Information given |
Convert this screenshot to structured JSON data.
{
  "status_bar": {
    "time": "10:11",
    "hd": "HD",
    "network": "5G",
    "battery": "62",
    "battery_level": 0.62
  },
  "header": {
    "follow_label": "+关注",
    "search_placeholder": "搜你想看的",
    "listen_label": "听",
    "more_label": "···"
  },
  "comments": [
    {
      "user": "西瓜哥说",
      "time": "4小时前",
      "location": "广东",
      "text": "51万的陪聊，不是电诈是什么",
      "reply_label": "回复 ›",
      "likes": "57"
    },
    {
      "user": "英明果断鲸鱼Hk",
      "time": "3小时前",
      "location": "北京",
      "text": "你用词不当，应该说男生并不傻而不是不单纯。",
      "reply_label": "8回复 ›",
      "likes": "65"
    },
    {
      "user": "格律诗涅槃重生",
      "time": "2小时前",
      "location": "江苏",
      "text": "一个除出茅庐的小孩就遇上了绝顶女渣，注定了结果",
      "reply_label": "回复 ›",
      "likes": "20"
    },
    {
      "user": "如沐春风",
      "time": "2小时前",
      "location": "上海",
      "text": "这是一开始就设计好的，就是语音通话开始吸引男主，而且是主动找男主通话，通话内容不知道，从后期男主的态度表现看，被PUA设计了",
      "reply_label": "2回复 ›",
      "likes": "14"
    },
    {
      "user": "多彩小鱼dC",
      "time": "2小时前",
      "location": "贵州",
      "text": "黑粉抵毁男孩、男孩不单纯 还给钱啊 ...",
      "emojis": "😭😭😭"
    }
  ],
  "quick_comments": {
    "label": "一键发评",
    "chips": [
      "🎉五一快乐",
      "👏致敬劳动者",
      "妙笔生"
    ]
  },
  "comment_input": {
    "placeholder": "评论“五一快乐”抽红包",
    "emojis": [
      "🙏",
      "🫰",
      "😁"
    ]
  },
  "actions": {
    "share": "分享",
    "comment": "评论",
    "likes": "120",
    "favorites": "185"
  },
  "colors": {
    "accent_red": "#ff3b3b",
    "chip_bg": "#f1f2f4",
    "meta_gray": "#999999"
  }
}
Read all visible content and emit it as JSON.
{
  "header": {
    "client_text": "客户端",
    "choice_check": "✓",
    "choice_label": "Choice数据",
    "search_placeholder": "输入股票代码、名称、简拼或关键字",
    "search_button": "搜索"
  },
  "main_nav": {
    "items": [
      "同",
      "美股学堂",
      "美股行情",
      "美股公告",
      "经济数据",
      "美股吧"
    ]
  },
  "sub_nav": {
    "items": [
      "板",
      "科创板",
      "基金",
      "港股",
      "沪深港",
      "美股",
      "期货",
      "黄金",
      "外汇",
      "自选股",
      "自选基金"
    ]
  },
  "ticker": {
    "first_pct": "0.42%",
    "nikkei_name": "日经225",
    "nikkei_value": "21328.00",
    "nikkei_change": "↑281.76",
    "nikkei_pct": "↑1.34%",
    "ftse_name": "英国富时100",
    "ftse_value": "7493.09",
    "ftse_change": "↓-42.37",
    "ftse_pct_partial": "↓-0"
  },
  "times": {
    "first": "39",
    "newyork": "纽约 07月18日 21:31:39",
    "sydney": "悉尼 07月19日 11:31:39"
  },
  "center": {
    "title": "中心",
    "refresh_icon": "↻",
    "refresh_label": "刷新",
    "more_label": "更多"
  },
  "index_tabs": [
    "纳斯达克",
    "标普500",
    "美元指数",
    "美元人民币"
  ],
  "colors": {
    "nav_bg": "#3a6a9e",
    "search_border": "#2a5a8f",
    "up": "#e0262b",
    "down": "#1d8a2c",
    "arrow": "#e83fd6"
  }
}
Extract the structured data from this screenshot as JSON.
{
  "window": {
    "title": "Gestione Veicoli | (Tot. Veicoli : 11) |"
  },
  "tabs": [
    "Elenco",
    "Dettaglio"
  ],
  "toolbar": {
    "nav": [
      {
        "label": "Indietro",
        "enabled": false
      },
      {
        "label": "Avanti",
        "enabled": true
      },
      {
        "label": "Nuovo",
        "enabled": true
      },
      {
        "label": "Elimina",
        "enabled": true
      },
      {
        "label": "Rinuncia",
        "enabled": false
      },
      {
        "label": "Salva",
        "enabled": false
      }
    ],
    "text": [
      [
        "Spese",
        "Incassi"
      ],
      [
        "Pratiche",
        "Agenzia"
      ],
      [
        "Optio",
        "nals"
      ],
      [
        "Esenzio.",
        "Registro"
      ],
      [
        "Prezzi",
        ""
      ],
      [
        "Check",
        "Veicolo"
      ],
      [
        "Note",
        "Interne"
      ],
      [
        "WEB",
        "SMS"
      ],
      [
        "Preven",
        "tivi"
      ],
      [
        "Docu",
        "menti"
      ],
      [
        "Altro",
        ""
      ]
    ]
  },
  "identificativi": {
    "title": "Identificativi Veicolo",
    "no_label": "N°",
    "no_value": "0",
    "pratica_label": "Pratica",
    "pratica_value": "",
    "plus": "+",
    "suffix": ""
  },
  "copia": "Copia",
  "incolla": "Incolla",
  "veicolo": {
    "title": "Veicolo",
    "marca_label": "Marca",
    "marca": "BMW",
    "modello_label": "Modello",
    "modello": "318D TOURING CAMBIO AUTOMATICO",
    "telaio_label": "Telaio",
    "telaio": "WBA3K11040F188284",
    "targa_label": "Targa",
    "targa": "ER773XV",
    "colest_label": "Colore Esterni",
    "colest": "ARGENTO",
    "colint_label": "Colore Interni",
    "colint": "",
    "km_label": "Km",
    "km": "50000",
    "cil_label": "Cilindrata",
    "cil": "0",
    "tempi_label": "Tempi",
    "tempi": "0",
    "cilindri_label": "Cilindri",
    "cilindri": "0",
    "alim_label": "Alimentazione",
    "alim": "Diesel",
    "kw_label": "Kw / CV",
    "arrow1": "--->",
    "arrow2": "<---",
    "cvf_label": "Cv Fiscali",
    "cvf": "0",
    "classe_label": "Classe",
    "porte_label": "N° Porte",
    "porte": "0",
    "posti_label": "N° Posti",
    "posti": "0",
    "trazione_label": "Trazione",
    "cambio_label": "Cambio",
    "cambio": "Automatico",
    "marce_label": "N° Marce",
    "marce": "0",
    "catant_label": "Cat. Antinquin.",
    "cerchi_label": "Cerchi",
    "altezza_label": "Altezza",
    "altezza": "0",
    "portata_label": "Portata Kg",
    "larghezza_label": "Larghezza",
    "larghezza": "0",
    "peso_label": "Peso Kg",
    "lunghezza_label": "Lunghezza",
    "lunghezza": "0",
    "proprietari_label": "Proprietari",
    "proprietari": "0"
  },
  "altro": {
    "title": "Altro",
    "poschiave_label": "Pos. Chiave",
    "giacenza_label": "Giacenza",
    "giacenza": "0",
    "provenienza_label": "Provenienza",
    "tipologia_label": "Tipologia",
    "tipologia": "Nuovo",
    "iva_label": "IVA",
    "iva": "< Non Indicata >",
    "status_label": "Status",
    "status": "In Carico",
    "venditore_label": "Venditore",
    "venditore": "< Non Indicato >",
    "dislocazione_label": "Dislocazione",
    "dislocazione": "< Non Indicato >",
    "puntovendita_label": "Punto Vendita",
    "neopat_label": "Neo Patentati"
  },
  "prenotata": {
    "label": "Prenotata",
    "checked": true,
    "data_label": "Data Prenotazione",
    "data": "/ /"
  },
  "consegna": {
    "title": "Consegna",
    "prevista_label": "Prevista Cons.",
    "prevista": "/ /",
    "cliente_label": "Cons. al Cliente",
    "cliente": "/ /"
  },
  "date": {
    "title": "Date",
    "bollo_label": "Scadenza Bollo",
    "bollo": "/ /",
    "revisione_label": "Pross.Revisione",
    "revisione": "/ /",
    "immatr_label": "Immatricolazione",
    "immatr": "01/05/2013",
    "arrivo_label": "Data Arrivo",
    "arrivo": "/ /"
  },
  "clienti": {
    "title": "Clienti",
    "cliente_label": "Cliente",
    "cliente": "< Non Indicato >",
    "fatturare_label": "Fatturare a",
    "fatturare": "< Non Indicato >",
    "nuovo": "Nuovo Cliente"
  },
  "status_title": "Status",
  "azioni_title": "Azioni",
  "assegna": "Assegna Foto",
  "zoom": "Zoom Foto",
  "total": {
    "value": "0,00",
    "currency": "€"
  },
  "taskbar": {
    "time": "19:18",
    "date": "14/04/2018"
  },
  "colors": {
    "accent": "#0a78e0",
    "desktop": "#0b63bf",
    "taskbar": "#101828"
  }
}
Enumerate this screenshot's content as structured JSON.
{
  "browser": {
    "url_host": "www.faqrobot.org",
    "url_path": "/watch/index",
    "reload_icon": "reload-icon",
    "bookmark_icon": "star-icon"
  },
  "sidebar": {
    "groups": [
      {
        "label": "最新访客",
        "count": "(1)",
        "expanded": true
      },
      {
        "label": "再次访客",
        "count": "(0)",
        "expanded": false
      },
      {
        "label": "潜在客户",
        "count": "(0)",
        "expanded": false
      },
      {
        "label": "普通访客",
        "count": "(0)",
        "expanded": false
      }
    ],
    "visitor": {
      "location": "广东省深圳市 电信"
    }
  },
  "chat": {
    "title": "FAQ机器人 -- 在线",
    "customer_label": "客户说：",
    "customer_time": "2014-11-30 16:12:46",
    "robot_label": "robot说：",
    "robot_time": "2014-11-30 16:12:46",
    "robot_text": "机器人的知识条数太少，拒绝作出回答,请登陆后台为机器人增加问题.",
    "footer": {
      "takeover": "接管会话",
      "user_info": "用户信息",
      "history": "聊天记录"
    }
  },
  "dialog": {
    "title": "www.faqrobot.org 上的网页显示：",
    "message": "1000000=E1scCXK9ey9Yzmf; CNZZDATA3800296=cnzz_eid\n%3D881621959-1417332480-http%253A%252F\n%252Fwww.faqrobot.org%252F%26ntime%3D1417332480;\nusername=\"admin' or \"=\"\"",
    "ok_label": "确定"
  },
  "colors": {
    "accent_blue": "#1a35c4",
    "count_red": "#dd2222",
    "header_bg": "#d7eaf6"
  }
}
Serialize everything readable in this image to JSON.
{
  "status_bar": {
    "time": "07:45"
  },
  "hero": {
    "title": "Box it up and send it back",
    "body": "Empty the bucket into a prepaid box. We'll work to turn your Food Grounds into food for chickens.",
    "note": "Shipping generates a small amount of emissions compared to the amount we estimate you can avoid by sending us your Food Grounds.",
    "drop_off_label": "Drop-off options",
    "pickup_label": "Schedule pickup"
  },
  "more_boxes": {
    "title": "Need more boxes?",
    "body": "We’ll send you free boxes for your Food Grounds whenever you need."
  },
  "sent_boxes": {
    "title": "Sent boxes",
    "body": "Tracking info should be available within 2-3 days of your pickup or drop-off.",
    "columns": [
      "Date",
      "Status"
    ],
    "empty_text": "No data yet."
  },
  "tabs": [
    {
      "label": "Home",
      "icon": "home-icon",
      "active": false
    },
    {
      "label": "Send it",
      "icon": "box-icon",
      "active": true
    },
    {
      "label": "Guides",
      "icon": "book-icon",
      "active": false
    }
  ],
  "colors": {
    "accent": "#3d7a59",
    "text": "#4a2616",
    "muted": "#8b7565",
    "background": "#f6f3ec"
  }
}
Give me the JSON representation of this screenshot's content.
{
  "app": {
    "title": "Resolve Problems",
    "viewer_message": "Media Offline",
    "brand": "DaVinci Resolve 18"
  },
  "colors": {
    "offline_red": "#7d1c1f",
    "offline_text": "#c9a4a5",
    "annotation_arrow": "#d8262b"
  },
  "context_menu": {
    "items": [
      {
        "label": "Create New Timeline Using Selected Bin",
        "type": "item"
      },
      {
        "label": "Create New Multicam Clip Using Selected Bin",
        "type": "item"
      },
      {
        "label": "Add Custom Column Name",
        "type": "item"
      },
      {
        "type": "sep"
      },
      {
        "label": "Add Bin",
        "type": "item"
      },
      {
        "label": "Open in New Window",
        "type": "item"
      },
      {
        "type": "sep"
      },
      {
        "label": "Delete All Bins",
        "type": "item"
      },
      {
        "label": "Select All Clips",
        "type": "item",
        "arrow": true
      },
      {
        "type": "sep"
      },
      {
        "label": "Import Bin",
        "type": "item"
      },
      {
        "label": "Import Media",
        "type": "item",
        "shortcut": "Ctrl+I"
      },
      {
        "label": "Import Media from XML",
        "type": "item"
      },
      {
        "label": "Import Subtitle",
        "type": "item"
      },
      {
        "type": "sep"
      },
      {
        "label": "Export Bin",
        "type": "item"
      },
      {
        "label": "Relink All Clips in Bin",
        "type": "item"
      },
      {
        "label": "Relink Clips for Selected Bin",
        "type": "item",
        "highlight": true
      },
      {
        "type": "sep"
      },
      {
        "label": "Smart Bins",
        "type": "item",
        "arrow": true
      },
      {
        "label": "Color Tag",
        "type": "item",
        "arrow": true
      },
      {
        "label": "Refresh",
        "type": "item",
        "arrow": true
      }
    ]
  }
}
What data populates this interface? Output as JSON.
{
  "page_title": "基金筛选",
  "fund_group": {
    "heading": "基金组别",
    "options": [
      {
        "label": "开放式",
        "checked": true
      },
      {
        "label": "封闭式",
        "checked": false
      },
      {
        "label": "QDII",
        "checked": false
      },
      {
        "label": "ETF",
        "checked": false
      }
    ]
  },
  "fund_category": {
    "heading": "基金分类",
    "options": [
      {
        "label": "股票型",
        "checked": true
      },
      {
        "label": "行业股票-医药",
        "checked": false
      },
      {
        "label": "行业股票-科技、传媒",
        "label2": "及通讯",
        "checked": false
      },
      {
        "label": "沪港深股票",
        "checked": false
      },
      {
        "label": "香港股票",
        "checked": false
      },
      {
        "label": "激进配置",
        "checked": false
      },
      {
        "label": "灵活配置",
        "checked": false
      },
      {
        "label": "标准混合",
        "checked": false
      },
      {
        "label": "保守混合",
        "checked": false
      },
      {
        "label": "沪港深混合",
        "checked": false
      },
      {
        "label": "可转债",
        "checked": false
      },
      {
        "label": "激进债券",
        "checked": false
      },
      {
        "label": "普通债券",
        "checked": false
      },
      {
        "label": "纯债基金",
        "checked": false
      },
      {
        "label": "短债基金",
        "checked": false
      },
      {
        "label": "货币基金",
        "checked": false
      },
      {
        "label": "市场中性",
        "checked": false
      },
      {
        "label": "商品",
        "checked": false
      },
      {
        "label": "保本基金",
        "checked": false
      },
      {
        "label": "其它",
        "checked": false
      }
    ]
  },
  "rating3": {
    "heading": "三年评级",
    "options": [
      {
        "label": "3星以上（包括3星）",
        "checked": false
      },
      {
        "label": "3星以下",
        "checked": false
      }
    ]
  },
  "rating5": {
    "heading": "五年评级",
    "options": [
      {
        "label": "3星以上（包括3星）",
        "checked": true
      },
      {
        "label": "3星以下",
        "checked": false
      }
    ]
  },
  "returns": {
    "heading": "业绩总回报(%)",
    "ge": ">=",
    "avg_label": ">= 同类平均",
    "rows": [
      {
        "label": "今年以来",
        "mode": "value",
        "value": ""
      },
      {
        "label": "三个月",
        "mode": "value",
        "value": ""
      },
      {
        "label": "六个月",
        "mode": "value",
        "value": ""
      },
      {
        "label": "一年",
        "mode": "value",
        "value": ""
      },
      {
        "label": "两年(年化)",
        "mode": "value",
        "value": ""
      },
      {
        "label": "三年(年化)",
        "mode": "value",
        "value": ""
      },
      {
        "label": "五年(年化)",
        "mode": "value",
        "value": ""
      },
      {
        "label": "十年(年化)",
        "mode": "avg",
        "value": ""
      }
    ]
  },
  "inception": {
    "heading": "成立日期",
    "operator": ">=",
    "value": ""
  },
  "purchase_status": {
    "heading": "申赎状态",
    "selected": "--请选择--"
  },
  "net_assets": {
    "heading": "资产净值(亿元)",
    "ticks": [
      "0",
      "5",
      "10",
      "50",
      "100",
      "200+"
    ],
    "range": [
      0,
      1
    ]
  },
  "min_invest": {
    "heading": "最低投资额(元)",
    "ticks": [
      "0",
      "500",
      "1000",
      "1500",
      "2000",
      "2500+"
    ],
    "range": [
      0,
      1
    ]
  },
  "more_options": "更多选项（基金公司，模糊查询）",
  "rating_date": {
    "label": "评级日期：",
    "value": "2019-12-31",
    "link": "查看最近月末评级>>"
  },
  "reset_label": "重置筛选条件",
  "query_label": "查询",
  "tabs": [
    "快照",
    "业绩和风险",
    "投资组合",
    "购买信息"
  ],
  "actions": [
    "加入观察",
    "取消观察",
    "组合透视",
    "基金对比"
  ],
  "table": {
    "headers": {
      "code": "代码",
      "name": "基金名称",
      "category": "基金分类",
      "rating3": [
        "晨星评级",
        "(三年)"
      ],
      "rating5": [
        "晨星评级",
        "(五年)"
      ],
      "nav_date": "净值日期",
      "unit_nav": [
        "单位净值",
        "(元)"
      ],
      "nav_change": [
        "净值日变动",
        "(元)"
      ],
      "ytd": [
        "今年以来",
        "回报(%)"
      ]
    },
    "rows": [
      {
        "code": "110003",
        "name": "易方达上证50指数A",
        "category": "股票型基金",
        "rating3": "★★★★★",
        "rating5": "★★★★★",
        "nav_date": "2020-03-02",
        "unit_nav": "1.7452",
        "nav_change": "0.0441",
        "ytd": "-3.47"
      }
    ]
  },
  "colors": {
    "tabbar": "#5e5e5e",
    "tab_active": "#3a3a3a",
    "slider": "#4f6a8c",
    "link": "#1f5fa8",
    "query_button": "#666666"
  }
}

Exercise task | Whichever lines contain the string "from", select and copy them.

Task solution |
Extract the structured data from this screenshot as JSON.
        "label": "Import Media from XML",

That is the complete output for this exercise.